現時点でのイラストを、そのまま全体的にぼかしたものです。ぼやーん。

但し『SAI』には、このように画面全体を、均等にぼかす機能は付いていないので
(『Pixia』とかだと付いてますよね)、ここでもちょっとした荒技を…


まずはイラストを「.bmp」などで保存し、それを『SAI』で開きます。
そして  → 「キャンバスの解像度変更」 で、
画像サイズを★「50%」⇒「200%」⇒「50%」⇒「200%」と、連続で変更

これで「ぼやーん」画像の完成です。

(数値や回数はお好みで。とにかく★「思い切り縮小して元のサイズに戻す」、を数回繰り返して下さい)




この「ぼやーん」を元画像の、レイヤーの一番上にコピペして
合成方法をいじる事で、イラスト全体の雰囲気が、こう、いい感じになる訳ですが(何)

実際どれぐらい変わるものなのか、まずは一例を見てみましょう。


(以下、同じような画像が、一気に6枚ほど並んで出てきます)

作業指示:
• a. ぼかし加工の解説文を、「現時点でのイラストを、そのまま全体的にぼかしたものです。ぼやーん。」という語句を含むところから始め、「サイズに戻す」、を数回繰り返して下さい)」の後で止めて、そのまま書き写してください。
• b. ぼかし加工の解説文で、画像サイズを連続して変更するときの数値を、出てくる順にすべて挙げてください。
データは使わなくてもかまいません。

提供データ:

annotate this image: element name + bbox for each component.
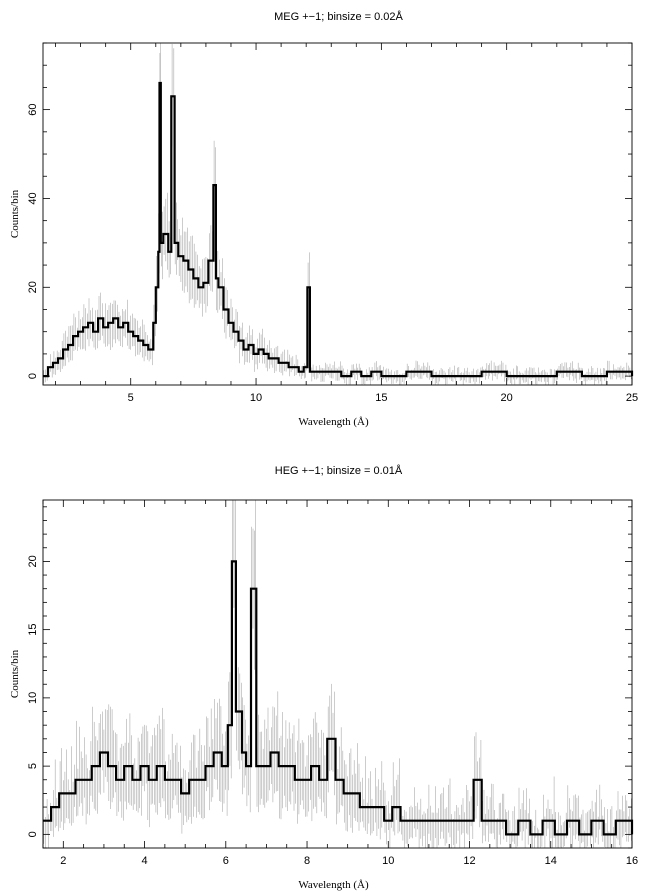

回答一覧:
• a.
現時点でのイラストを、そのまま全体的にぼかしたものです。ぼやーん。

但し『SAI』には、このように画面全体を、均等にぼかす機能は付いていないので
(『Pixia』とかだと付いてますよね)、ここでもちょっとした荒技を…


まずはイラストを「.bmp」などで保存し、それを『SAI』で開きます。
そして  → 「キャンバスの解像度変更」 で、
画像サイズを★「50%」⇒「200%」⇒「50%」⇒「200%」と、連続で変更

これで「ぼやーん」画像の完成です。

(数値や回数はお好みで。とにかく★「思い切り縮小して元のサイズに戻す」、を数回繰り返して下さい)

• b. 50%、200%、50%、200%